- _Task description_
Write out the data word for word and omit every picture.

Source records
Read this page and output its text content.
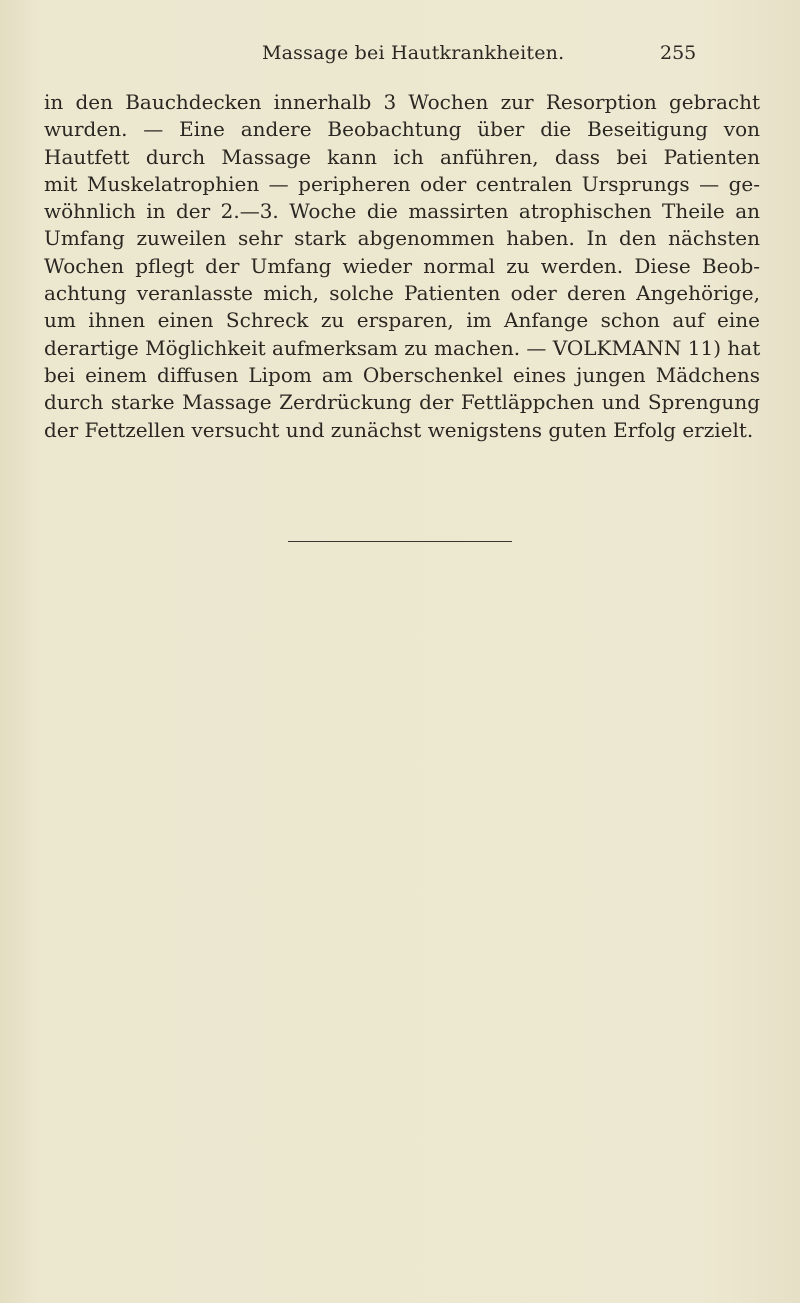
Massage bei Hautkrankheiten.	255
in den Bauchdecken innerhalb 3 Wochen zur Resorption gebracht
wurden. — Eine andere Beobachtung über die Beseitigung von
Hautfett durch Massage kann ich anführen, dass bei Patienten
mit Muskelatrophien — peripheren oder centralen Ursprungs — ge-
wöhnlich in der 2.—3. Woche die massirten atrophischen Theile an
Umfang zuweilen sehr stark abgenommen haben. In den nächsten
Wochen pflegt der Umfang wieder normal zu werden. Diese Beob-
achtung veranlasste mich, solche Patienten oder deren Angehörige,
um ihnen einen Schreck zu ersparen, im Anfange schon auf eine
derartige Möglichkeit aufmerksam zu machen. — VOLKMANN 11) hat
bei einem diffusen Lipom am Oberschenkel eines jungen Mädchens
durch starke Massage Zerdrückung der Fettläppchen und Sprengung
der Fettzellen versucht und zunächst wenigstens guten Erfolg erzielt.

- _Task answer_
Read this page and output its text content.
Massage bei Hautkrankheiten.	255
in den Bauchdecken innerhalb 3 Wochen zur Resorption gebracht
wurden. — Eine andere Beobachtung über die Beseitigung von
Hautfett durch Massage kann ich anführen, dass bei Patienten
mit Muskelatrophien — peripheren oder centralen Ursprungs — ge-
wöhnlich in der 2.—3. Woche die massirten atrophischen Theile an
Umfang zuweilen sehr stark abgenommen haben. In den nächsten
Wochen pflegt der Umfang wieder normal zu werden. Diese Beob-
achtung veranlasste mich, solche Patienten oder deren Angehörige,
um ihnen einen Schreck zu ersparen, im Anfange schon auf eine
derartige Möglichkeit aufmerksam zu machen. — VOLKMANN 11) hat
bei einem diffusen Lipom am Oberschenkel eines jungen Mädchens
durch starke Massage Zerdrückung der Fettläppchen und Sprengung
der Fettzellen versucht und zunächst wenigstens guten Erfolg erzielt.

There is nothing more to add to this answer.